Exercise goal:
Scan the lines below for the string "name" and copy every one that has it.

════════════════

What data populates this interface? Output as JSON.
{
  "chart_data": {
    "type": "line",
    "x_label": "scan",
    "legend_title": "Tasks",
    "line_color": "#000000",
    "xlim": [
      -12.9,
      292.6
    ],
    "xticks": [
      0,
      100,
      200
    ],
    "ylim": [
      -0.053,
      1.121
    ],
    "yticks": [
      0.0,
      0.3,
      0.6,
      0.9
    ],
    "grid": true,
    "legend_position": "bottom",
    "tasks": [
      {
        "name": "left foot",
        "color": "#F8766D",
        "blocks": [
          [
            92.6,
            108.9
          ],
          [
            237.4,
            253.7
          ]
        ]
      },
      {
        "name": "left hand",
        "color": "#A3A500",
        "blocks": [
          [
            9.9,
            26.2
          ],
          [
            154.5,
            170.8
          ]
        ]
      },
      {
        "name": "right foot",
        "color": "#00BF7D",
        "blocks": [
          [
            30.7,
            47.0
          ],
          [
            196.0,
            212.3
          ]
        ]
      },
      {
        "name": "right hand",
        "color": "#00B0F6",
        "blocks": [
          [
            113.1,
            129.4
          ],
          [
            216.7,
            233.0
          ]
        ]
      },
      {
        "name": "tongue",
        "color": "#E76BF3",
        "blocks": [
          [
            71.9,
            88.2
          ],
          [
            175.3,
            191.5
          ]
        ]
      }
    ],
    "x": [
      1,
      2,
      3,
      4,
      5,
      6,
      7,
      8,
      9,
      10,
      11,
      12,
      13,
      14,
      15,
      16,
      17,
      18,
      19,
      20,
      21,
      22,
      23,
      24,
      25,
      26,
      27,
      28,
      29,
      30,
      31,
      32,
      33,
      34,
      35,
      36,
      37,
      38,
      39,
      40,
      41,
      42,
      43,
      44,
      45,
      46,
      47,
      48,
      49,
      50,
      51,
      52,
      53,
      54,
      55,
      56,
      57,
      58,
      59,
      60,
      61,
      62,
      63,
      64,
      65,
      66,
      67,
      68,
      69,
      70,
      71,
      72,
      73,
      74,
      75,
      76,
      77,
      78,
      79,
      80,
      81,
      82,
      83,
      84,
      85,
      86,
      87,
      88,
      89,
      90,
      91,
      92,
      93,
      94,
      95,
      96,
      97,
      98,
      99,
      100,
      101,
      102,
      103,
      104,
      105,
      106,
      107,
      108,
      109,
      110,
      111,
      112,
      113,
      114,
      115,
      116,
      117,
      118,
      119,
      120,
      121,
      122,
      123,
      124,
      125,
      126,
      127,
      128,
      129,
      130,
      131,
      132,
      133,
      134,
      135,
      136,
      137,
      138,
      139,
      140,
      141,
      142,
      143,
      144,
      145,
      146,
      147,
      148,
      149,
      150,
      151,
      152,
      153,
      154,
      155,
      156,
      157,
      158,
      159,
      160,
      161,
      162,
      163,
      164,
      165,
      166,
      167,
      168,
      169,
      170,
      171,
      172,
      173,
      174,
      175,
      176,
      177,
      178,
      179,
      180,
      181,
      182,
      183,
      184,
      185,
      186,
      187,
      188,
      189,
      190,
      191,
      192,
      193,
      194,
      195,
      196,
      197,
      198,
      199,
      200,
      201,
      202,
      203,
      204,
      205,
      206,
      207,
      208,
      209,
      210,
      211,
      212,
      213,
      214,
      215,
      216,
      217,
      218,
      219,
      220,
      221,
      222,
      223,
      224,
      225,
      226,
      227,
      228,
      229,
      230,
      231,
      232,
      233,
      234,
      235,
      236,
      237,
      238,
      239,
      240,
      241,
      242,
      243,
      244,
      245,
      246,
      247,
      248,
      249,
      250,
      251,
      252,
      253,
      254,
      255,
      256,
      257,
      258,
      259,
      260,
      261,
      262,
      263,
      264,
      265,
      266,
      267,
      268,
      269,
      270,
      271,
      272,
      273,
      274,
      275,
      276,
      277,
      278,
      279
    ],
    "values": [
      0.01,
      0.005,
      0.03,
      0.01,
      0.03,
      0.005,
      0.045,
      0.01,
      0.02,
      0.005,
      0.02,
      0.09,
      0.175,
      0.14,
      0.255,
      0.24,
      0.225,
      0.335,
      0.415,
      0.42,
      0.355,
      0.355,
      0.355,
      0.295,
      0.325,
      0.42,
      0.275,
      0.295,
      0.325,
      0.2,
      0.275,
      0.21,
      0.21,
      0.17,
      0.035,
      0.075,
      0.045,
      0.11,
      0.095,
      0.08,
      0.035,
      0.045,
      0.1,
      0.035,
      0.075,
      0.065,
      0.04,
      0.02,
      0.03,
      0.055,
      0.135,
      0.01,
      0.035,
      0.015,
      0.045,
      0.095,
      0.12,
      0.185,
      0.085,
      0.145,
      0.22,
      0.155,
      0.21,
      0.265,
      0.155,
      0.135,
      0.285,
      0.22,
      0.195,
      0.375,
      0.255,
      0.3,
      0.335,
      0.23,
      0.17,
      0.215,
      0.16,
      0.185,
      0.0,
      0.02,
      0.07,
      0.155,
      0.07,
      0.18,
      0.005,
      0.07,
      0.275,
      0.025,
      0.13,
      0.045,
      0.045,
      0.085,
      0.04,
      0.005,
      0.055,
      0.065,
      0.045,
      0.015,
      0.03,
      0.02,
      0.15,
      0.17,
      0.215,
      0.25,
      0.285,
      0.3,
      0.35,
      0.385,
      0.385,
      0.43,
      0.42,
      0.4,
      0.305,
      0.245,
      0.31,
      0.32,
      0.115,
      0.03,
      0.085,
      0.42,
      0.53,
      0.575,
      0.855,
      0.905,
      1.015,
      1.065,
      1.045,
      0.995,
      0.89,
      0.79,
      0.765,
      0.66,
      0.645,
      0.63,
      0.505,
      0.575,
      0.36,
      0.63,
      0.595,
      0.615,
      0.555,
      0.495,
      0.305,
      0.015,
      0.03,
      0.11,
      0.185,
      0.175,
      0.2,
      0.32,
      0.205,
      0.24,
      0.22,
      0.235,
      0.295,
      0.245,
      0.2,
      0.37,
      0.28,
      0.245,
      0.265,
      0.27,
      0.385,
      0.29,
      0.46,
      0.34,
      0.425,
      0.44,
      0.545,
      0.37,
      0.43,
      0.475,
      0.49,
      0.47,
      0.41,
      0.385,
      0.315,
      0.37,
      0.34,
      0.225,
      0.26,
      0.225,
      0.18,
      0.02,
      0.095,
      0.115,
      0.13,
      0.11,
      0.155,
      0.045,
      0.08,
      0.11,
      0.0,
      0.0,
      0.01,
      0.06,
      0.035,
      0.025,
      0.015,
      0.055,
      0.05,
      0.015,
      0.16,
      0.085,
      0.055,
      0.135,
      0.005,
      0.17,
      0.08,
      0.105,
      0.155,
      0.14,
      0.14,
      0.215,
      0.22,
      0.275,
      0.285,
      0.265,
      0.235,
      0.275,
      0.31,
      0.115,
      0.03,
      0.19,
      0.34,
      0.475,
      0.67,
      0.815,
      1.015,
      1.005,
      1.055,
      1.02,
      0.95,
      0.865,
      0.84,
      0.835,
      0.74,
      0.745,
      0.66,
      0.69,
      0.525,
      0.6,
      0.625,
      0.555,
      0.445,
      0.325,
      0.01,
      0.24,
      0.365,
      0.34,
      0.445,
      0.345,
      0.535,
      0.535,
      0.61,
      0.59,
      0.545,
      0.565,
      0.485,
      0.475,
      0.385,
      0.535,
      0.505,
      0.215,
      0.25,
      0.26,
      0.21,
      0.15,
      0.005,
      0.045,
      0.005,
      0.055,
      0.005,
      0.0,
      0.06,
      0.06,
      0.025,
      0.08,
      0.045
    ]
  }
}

════════════════

Full solution:
        "name": "left foot",
        "name": "left hand",
        "name": "right foot",
        "name": "right hand",
        "name": "tongue",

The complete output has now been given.